Skip every image and restate the data word for word.

>> start Materials provided

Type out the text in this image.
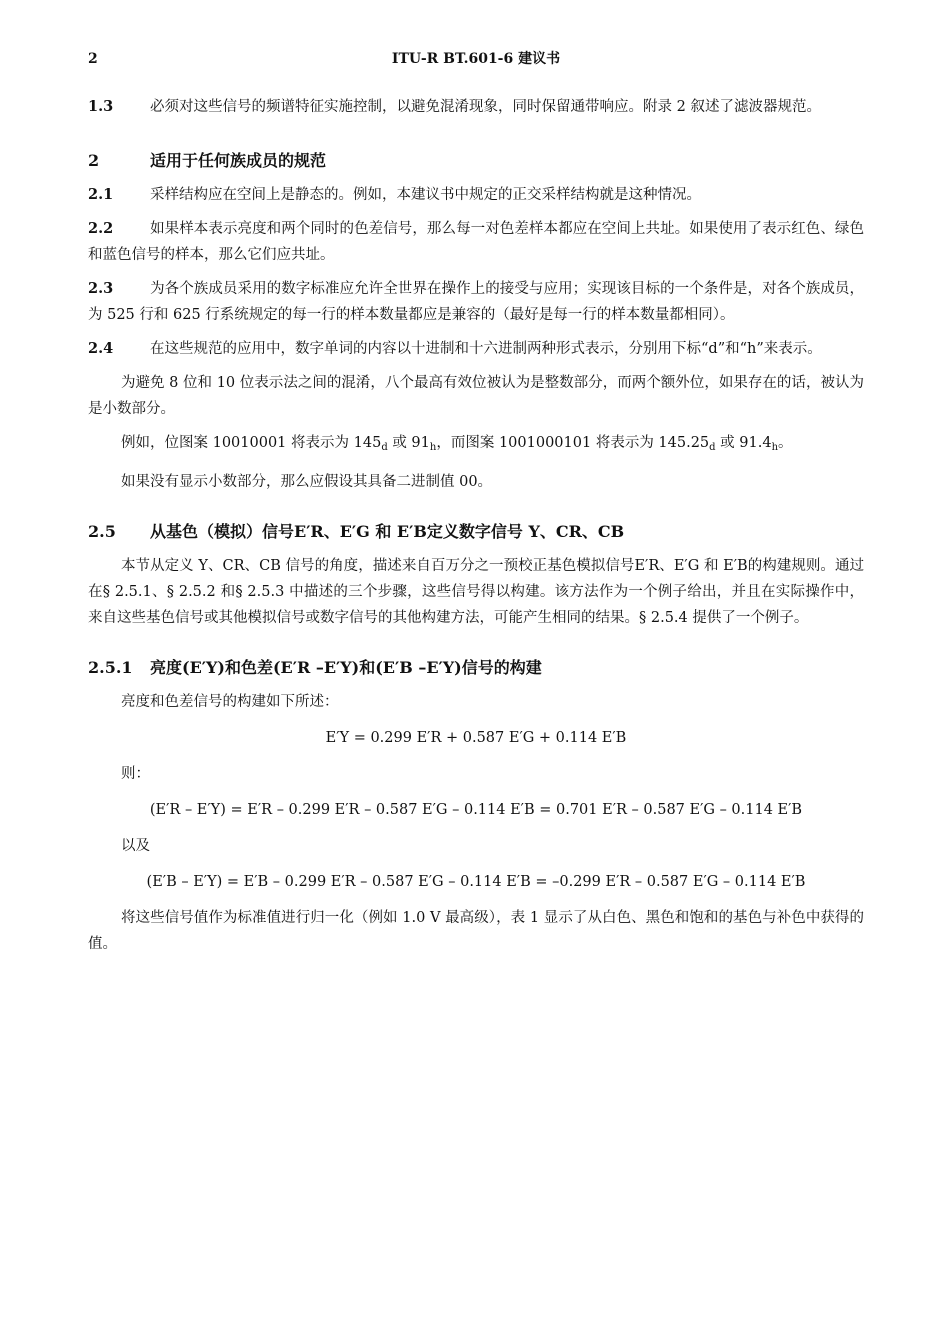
2	ITU-R BT.601-6 建议书

1.3	必须对这些信号的频谱特征实施控制，以避免混淆现象，同时保留通带响应。附录 2 叙述了滤波器规范。

2	适用于任何族成员的规范

2.1	采样结构应在空间上是静态的。例如，本建议书中规定的正交采样结构就是这种情况。

2.2	如果样本表示亮度和两个同时的色差信号，那么每一对色差样本都应在空间上共址。如果使用了表示红色、绿色和蓝色信号的样本，那么它们应共址。

2.3	为各个族成员采用的数字标准应允许全世界在操作上的接受与应用；实现该目标的一个条件是，对各个族成员，为 525 行和 625 行系统规定的每一行的样本数量都应是兼容的（最好是每一行的样本数量都相同）。

2.4	在这些规范的应用中，数字单词的内容以十进制和十六进制两种形式表示，分别用下标“d”和“h”来表示。

为避免 8 位和 10 位表示法之间的混淆，八个最高有效位被认为是整数部分，而两个额外位，如果存在的话，被认为是小数部分。

例如，位图案 10010001 将表示为 $145_d$ 或 $91_h$，而图案 1001000101 将表示为 $145.25_d$ 或 $91.4_h$。

如果没有显示小数部分，那么应假设其具备二进制值 00。

2.5 从基色（模拟）信号E′R、E′G 和 E′B定义数字信号 Y、CR、CB

本节从定义 Y、CR、CB 信号的角度，描述来自百万分之一预校正基色模拟信号E′R、E′G 和 E′B的构建规则。通过在§ 2.5.1、§ 2.5.2 和§ 2.5.3 中描述的三个步骤，这些信号得以构建。该方法作为一个例子给出，并且在实际操作中，来自这些基色信号或其他模拟信号或数字信号的其他构建方法，可能产生相同的结果。§ 2.5.4 提供了一个例子。

2.5.1 亮度(E′Y)和色差(E′R –E′Y)和(E′B –E′Y)信号的构建

亮度和色差信号的构建如下所述：

E′Y = 0.299 E′R + 0.587 E′G + 0.114 E′B

则：

(E′R – E′Y) = E′R – 0.299 E′R – 0.587 E′G – 0.114 E′B = 0.701 E′R – 0.587 E′G – 0.114 E′B

以及

(E′B – E′Y) = E′B – 0.299 E′R – 0.587 E′G – 0.114 E′B = –0.299 E′R – 0.587 E′G – 0.114 E′B

将这些信号值作为标准值进行归一化（例如 1.0 V 最高级），表 1 显示了从白色、黑色和饱和的基色与补色中获得的值。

>> end Materials provided

_Answer for the task_.
Type out the text in this image.
2	ITU-R BT.601-6 建议书

1.3	必须对这些信号的频谱特征实施控制，以避免混淆现象，同时保留通带响应。附录 2 叙述了滤波器规范。

2	适用于任何族成员的规范

2.1	采样结构应在空间上是静态的。例如，本建议书中规定的正交采样结构就是这种情况。

2.2	如果样本表示亮度和两个同时的色差信号，那么每一对色差样本都应在空间上共址。如果使用了表示红色、绿色和蓝色信号的样本，那么它们应共址。

2.3	为各个族成员采用的数字标准应允许全世界在操作上的接受与应用；实现该目标的一个条件是，对各个族成员，为 525 行和 625 行系统规定的每一行的样本数量都应是兼容的（最好是每一行的样本数量都相同）。

2.4	在这些规范的应用中，数字单词的内容以十进制和十六进制两种形式表示，分别用下标“d”和“h”来表示。

为避免 8 位和 10 位表示法之间的混淆，八个最高有效位被认为是整数部分，而两个额外位，如果存在的话，被认为是小数部分。

例如，位图案 10010001 将表示为 $145_d$ 或 $91_h$，而图案 1001000101 将表示为 $145.25_d$ 或 $91.4_h$。

如果没有显示小数部分，那么应假设其具备二进制值 00。

2.5 从基色（模拟）信号E′R、E′G 和 E′B定义数字信号 Y、CR、CB

本节从定义 Y、CR、CB 信号的角度，描述来自百万分之一预校正基色模拟信号E′R、E′G 和 E′B的构建规则。通过在§ 2.5.1、§ 2.5.2 和§ 2.5.3 中描述的三个步骤，这些信号得以构建。该方法作为一个例子给出，并且在实际操作中，来自这些基色信号或其他模拟信号或数字信号的其他构建方法，可能产生相同的结果。§ 2.5.4 提供了一个例子。

2.5.1 亮度(E′Y)和色差(E′R –E′Y)和(E′B –E′Y)信号的构建

亮度和色差信号的构建如下所述：

E′Y = 0.299 E′R + 0.587 E′G + 0.114 E′B

则：

(E′R – E′Y) = E′R – 0.299 E′R – 0.587 E′G – 0.114 E′B = 0.701 E′R – 0.587 E′G – 0.114 E′B

以及

(E′B – E′Y) = E′B – 0.299 E′R – 0.587 E′G – 0.114 E′B = –0.299 E′R – 0.587 E′G – 0.114 E′B

将这些信号值作为标准值进行归一化（例如 1.0 V 最高级），表 1 显示了从白色、黑色和饱和的基色与补色中获得的值。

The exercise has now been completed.